── SEITENTEXT ──
Je älter die jungen Hunde werden, um so schwerer wird es nun auch, genauere Zeitbestimmungen für die einzelnen Lebensabschnitte und der in ihnen auffallenden Verhaltensweisen und Reifungsvorgänge
festzulegen. Bei den einzelnen Hunderassen mag es da größere Schwankungen geben, da manche früh andere später reif sind. Auch kann sich jetzt die Erscheinung der Verjugendlichung, wie sie im
Haustierstande häufig ist, bereits deutlicher abzeichnen, das heißt, daß manches in körperbaulicher wie seelischer Entwicklung nicht so vollkommen oder verzögert ausreift. Gerade die
Rangordnungsphase beleuchtet das deutlich. Sie ist nämlich bei temperamentvollen oder grundsätzlich zur Aggression neigenden Hunden viel schärfer erkennbar als bei Hunden, die jene Eigenschaften
nicht so ausgeprägt aufweisen.
───
── AUFGEFÜHRTE ZEILEN ──
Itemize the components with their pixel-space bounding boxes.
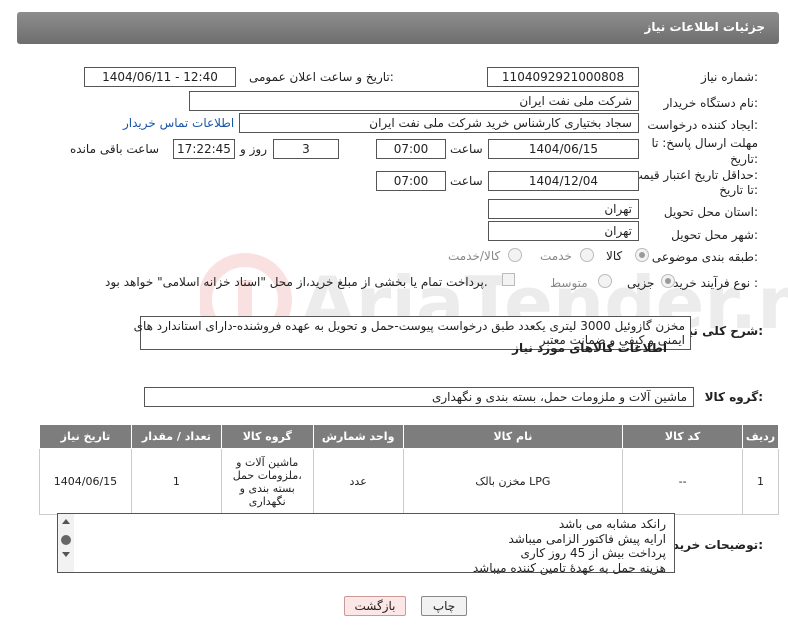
page-title: جزئیات اطلاعات نیاز xyxy=(644,20,765,34)
deadline-date-field: 1404/06/15 xyxy=(488,139,639,159)
buyer-org-label: نام دستگاه خریدار: xyxy=(663,96,759,110)
days-field: 3 xyxy=(273,139,339,159)
col-name: نام کالا xyxy=(402,424,624,449)
announce-field: 1404/06/11 - 12:40 xyxy=(84,67,236,87)
group-field: ماشین آلات و ملزومات حمل، بسته بندی و نگ… xyxy=(144,387,694,407)
category-goods-radio[interactable] xyxy=(635,248,649,262)
cell-group-line-3: بسته بندی و xyxy=(239,481,295,495)
col-date: تاریخ نیاز xyxy=(39,424,132,449)
cell-index: 1 xyxy=(741,448,780,515)
page-frame: جزئیات اطلاعات نیاز AriaTender.neT شماره… xyxy=(5,0,788,632)
buyer-notes-line-4: هزینه حمل به عهدهٔ تامین کننده میباشد xyxy=(472,560,666,575)
requester-field: سجاد بختیاری کارشناس خرید شرکت ملی نفت ا… xyxy=(239,113,639,133)
price-date-field: 1404/12/04 xyxy=(488,171,639,191)
buyer-notes-line-1: رانکد مشابه می باشد xyxy=(558,517,666,531)
buyer-notes-scrollbar[interactable] xyxy=(58,514,74,572)
items-table-header: تاریخ نیاز تعداد / مقدار گروه کالا واحد … xyxy=(39,424,780,449)
cell-date: 1404/06/15 xyxy=(39,448,132,515)
remaining-time-field: 17:22:45 xyxy=(173,139,235,159)
cell-code: -- xyxy=(622,448,743,515)
col-qty: تعداد / مقدار xyxy=(130,424,222,449)
items-heading: اطلاعات کالاهای مورد نیاز xyxy=(512,341,667,355)
days-label: روز و xyxy=(240,142,267,156)
remaining-label: ساعت باقی مانده xyxy=(70,142,160,156)
back-button[interactable]: بازگشت xyxy=(344,596,406,616)
col-index: ردیف xyxy=(741,424,780,449)
cell-group-line-4: نگهداری xyxy=(248,494,286,508)
price-validity-label-1: حداقل تاریخ اعتبار قیمت: xyxy=(631,168,758,182)
category-both-radio[interactable] xyxy=(508,248,522,262)
cell-unit: عدد xyxy=(312,448,404,515)
scroll-up-icon[interactable] xyxy=(62,519,70,524)
col-code: کد کالا xyxy=(622,424,743,449)
deadline-time-field: 07:00 xyxy=(376,139,446,159)
scroll-thumb-icon[interactable] xyxy=(61,535,71,545)
deadline-label-2: تاریخ: xyxy=(730,152,758,166)
buyer-notes-line-3: پرداخت بیش از 45 روز کاری xyxy=(520,546,666,560)
buyer-notes-label: توضیحات خریدار: xyxy=(661,538,763,552)
category-service-label: خدمت xyxy=(540,249,572,263)
announce-label: تاریخ و ساعت اعلان عمومی: xyxy=(249,70,394,84)
province-label: استان محل تحویل: xyxy=(663,205,758,219)
cell-name: مخزن بالک LPG xyxy=(402,448,624,515)
price-validity-label-2: تا تاریخ: xyxy=(719,183,758,197)
buyer-notes-line-2: ارایه پیش فاکتور الزامی میباشد xyxy=(508,531,666,546)
cell-group-line-2: ملزومات حمل، xyxy=(232,468,302,482)
deadline-hour-label: ساعت xyxy=(450,142,483,156)
deadline-label-1: مهلت ارسال پاسخ: تا xyxy=(651,136,758,150)
col-unit: واحد شمارش xyxy=(312,424,404,449)
cell-group-line-1: ماشین آلات و xyxy=(236,455,299,469)
process-label: نوع فرآیند خرید : xyxy=(673,276,758,290)
buyer-contact-link[interactable]: اطلاعات تماس خریدار xyxy=(123,116,234,130)
cell-qty: 1 xyxy=(130,448,222,515)
process-medium-label: متوسط xyxy=(550,276,588,290)
need-number-label: شماره نیاز: xyxy=(700,70,758,84)
province-field: تهران xyxy=(488,199,639,219)
process-medium-radio[interactable] xyxy=(598,274,612,288)
city-label: شهر محل تحویل: xyxy=(671,228,758,242)
buyer-notes-box: رانکد مشابه می باشد ارایه پیش فاکتور الز… xyxy=(57,513,675,575)
treasury-checkbox[interactable] xyxy=(502,273,515,286)
scroll-down-icon[interactable] xyxy=(62,552,70,557)
process-partial-radio[interactable] xyxy=(661,274,675,288)
summary-line-1: مخزن گازوئیل 3000 لیتری یکعدد طبق درخواس… xyxy=(133,319,685,333)
requester-label: ایجاد کننده درخواست: xyxy=(647,118,758,132)
category-service-radio[interactable] xyxy=(580,248,594,262)
price-hour-label: ساعت xyxy=(450,174,483,188)
need-number-field: 1104092921000808 xyxy=(487,67,639,87)
page-header: جزئیات اطلاعات نیاز xyxy=(17,12,779,44)
cell-group: ماشین آلات و ملزومات حمل، بسته بندی و نگ… xyxy=(220,448,314,515)
items-table: تاریخ نیاز تعداد / مقدار گروه کالا واحد … xyxy=(39,424,780,515)
col-group: گروه کالا xyxy=(220,424,314,449)
table-row: 1404/06/15 1 ماشین آلات و ملزومات حمل، ب… xyxy=(39,448,780,515)
process-partial-label: جزیی xyxy=(627,276,655,290)
buyer-org-field: شرکت ملی نفت ایران xyxy=(189,91,639,111)
group-label: گروه کالا: xyxy=(704,390,763,404)
treasury-note: پرداخت تمام یا بخشی از مبلغ خرید،از محل … xyxy=(105,275,488,289)
price-time-field: 07:00 xyxy=(376,171,446,191)
category-goods-label: کالا xyxy=(606,249,623,263)
city-field: تهران xyxy=(488,221,639,241)
print-button[interactable]: چاپ xyxy=(421,596,467,616)
category-label: طبقه بندی موضوعی: xyxy=(651,250,758,264)
category-both-label: کالا/خدمت xyxy=(448,249,501,263)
───
- _AUFGABE_: Erkläre in ein bis drei Sätzen, warum es nach dem Text über die Entwicklung junger Hunde bei den einzelnen Hunderassen größere Schwankungen geben kann.

- _ANTWORT_: Die Schwankungen entstehen, weil manche Hunderassen früh und andere erst später reif werden.